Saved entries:

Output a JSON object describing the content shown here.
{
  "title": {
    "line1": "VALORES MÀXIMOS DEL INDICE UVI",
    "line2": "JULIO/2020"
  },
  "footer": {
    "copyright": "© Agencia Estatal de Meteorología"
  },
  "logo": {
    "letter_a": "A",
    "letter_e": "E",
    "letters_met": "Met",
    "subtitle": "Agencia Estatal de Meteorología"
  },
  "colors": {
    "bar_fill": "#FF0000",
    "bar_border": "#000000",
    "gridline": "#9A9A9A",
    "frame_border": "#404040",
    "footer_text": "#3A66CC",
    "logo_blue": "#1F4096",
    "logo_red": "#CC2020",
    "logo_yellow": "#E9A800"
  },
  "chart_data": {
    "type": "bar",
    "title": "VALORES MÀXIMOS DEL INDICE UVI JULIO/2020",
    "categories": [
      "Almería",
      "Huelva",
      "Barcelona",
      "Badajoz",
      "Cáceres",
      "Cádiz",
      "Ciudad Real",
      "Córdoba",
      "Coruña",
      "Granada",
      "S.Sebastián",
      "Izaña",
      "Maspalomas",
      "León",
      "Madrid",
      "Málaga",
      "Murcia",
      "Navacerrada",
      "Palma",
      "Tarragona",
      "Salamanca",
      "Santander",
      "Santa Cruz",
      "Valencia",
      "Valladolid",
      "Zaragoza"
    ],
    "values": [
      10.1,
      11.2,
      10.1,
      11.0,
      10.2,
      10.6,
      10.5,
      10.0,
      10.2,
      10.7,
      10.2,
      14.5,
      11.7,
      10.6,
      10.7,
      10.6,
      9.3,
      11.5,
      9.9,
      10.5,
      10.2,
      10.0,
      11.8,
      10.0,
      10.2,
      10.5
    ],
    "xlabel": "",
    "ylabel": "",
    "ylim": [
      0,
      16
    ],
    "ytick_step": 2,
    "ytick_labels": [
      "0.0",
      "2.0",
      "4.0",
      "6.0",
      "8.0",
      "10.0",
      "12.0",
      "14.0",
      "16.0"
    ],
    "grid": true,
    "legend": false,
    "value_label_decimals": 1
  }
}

• [SET PROBLEM]:
Using the listing above, please repeat every entry exactly.

• [OUTPUT BELOW]:
Output a JSON object describing the content shown here.
{
  "title": {
    "line1": "VALORES MÀXIMOS DEL INDICE UVI",
    "line2": "JULIO/2020"
  },
  "footer": {
    "copyright": "© Agencia Estatal de Meteorología"
  },
  "logo": {
    "letter_a": "A",
    "letter_e": "E",
    "letters_met": "Met",
    "subtitle": "Agencia Estatal de Meteorología"
  },
  "colors": {
    "bar_fill": "#FF0000",
    "bar_border": "#000000",
    "gridline": "#9A9A9A",
    "frame_border": "#404040",
    "footer_text": "#3A66CC",
    "logo_blue": "#1F4096",
    "logo_red": "#CC2020",
    "logo_yellow": "#E9A800"
  },
  "chart_data": {
    "type": "bar",
    "title": "VALORES MÀXIMOS DEL INDICE UVI JULIO/2020",
    "categories": [
      "Almería",
      "Huelva",
      "Barcelona",
      "Badajoz",
      "Cáceres",
      "Cádiz",
      "Ciudad Real",
      "Córdoba",
      "Coruña",
      "Granada",
      "S.Sebastián",
      "Izaña",
      "Maspalomas",
      "León",
      "Madrid",
      "Málaga",
      "Murcia",
      "Navacerrada",
      "Palma",
      "Tarragona",
      "Salamanca",
      "Santander",
      "Santa Cruz",
      "Valencia",
      "Valladolid",
      "Zaragoza"
    ],
    "values": [
      10.1,
      11.2,
      10.1,
      11.0,
      10.2,
      10.6,
      10.5,
      10.0,
      10.2,
      10.7,
      10.2,
      14.5,
      11.7,
      10.6,
      10.7,
      10.6,
      9.3,
      11.5,
      9.9,
      10.5,
      10.2,
      10.0,
      11.8,
      10.0,
      10.2,
      10.5
    ],
    "xlabel": "",
    "ylabel": "",
    "ylim": [
      0,
      16
    ],
    "ytick_step": 2,
    "ytick_labels": [
      "0.0",
      "2.0",
      "4.0",
      "6.0",
      "8.0",
      "10.0",
      "12.0",
      "14.0",
      "16.0"
    ],
    "grid": true,
    "legend": false,
    "value_label_decimals": 1
  }
}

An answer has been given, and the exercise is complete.